§ Challenge
Copy each line below in which the word "Cambiar" occurs.

§ Data to process
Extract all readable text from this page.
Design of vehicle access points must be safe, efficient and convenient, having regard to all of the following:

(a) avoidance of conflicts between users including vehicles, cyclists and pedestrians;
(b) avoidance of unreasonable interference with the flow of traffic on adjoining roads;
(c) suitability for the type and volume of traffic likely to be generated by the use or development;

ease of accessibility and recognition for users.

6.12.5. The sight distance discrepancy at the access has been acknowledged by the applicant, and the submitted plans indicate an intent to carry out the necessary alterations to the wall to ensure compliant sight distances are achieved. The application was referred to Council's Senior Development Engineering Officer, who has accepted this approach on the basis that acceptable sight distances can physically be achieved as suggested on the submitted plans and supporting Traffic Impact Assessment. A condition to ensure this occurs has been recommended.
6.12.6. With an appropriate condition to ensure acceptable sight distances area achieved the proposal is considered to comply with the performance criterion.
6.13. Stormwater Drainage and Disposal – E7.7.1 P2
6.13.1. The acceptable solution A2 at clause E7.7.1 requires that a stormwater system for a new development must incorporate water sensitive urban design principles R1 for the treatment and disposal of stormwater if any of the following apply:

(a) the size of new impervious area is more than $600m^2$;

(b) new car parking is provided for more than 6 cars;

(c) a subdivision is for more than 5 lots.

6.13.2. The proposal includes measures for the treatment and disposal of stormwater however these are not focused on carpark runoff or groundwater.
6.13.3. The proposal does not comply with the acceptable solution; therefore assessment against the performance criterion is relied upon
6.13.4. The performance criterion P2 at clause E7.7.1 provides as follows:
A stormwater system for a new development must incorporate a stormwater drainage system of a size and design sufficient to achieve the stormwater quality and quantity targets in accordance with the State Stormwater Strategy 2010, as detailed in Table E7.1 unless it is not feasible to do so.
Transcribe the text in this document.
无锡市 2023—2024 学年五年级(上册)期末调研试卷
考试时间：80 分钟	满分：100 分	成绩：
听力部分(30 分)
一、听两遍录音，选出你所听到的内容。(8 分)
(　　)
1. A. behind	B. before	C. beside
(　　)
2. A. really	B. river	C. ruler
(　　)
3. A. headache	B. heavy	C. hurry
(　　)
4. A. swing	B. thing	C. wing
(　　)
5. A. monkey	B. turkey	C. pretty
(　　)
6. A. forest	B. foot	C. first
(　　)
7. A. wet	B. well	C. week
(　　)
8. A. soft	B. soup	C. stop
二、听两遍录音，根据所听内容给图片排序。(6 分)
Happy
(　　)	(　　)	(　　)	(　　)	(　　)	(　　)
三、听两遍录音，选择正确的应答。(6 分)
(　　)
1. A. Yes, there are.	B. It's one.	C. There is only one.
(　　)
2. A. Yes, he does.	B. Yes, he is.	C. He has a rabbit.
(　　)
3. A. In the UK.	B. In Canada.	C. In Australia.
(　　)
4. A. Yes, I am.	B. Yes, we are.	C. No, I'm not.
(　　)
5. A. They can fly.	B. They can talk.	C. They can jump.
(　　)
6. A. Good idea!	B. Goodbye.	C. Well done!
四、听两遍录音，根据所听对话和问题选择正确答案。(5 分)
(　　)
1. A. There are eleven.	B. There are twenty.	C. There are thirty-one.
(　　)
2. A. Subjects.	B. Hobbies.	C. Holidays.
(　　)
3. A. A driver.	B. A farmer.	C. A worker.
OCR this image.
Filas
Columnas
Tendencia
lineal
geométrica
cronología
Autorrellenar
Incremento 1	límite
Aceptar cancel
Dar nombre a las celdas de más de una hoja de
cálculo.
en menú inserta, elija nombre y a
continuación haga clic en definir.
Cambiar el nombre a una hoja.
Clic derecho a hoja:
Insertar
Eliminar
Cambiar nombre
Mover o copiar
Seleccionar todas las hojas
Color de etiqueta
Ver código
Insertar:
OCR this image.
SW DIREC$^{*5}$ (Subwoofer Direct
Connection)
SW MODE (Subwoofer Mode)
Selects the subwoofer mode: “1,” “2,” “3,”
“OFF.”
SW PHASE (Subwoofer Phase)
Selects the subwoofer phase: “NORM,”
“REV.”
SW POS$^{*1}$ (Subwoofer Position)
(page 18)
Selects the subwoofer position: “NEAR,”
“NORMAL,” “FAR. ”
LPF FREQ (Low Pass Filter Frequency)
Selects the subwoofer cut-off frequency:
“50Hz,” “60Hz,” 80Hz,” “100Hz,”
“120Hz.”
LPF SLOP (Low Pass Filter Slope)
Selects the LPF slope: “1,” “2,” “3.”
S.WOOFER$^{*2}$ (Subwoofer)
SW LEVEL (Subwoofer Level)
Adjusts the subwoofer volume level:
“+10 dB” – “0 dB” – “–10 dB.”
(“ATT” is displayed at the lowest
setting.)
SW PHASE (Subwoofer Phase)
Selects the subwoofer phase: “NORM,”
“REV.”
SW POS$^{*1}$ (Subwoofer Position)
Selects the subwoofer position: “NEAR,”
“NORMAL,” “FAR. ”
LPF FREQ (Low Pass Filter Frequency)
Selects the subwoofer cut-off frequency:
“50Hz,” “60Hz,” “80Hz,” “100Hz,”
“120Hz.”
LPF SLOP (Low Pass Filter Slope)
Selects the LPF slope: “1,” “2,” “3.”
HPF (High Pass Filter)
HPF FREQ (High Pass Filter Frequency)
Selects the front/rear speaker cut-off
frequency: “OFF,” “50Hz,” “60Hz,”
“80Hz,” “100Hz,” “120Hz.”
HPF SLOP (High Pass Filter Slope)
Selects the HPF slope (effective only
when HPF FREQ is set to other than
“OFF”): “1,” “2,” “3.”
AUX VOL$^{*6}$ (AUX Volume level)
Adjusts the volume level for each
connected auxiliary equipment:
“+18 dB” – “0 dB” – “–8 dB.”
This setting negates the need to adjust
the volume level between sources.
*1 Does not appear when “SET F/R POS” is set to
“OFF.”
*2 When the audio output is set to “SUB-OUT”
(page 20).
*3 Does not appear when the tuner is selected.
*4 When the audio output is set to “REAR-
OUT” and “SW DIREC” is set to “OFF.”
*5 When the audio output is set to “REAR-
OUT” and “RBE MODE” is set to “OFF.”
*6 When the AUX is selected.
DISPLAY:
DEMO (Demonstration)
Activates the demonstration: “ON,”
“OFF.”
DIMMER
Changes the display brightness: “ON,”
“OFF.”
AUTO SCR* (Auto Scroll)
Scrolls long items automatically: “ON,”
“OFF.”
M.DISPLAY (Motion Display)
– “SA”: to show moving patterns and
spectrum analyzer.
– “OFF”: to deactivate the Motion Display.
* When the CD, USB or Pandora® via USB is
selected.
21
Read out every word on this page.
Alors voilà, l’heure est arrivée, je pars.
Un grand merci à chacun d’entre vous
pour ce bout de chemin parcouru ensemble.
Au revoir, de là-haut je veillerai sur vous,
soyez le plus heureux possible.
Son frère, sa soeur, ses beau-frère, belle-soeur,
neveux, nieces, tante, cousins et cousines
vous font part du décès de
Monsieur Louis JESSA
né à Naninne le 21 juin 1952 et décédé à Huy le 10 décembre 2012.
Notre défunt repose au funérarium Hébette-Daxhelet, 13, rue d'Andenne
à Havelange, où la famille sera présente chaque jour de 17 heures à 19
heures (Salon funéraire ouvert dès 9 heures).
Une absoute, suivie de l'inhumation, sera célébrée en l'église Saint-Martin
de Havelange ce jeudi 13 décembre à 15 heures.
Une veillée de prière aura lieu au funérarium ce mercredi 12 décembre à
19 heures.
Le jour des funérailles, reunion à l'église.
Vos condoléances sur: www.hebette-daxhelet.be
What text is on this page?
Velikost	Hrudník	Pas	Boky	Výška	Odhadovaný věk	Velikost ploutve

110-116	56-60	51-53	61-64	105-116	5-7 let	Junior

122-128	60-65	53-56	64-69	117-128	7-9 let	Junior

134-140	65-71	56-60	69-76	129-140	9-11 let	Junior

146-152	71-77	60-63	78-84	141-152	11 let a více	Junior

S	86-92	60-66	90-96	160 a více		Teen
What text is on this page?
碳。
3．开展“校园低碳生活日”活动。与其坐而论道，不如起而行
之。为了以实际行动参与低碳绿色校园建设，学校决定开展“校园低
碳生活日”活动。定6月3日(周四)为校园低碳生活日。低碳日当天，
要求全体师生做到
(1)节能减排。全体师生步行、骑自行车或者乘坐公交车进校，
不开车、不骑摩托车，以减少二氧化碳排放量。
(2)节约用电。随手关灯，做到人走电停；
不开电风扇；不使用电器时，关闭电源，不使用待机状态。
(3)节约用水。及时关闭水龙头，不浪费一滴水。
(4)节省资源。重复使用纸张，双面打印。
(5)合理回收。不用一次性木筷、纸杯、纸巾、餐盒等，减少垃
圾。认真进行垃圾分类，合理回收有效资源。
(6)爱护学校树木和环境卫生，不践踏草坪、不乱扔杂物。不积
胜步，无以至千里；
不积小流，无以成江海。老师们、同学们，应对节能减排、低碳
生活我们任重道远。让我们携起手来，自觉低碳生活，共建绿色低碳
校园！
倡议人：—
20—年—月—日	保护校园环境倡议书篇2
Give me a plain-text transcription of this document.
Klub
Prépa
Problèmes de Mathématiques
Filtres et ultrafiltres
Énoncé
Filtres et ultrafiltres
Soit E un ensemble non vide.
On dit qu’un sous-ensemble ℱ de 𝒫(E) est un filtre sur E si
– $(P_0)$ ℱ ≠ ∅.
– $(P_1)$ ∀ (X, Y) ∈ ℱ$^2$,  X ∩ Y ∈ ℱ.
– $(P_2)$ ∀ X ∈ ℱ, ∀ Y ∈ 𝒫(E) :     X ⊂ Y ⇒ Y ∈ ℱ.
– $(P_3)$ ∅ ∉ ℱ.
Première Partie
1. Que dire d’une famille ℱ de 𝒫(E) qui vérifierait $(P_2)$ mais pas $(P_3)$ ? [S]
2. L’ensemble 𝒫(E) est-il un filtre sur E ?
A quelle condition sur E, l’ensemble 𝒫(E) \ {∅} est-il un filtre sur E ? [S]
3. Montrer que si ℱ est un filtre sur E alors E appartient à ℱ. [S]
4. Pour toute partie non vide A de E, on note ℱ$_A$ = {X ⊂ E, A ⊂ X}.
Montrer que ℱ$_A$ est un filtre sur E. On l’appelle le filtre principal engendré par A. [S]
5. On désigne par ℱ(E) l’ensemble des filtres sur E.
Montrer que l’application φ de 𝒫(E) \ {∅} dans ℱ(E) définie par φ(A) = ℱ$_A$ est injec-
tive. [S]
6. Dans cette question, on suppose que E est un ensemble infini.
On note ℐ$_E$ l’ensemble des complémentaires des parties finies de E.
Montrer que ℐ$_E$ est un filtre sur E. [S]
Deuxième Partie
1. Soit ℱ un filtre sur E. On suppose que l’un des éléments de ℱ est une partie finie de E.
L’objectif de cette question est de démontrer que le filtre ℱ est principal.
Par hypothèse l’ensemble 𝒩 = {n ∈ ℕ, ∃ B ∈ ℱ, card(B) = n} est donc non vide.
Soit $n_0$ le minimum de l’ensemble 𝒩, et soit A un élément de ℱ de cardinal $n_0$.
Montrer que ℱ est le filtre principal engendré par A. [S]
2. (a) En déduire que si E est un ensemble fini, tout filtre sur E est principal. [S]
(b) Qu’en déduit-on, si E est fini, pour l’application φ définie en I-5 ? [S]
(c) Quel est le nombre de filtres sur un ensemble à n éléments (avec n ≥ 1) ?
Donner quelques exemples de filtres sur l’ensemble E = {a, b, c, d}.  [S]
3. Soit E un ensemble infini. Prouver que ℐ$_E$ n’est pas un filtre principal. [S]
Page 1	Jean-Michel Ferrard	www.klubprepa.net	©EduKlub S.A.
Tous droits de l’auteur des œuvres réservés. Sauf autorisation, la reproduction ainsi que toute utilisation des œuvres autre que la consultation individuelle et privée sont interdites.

§ Written solution
Cambiar el nombre a una hoja.
Cambiar nombre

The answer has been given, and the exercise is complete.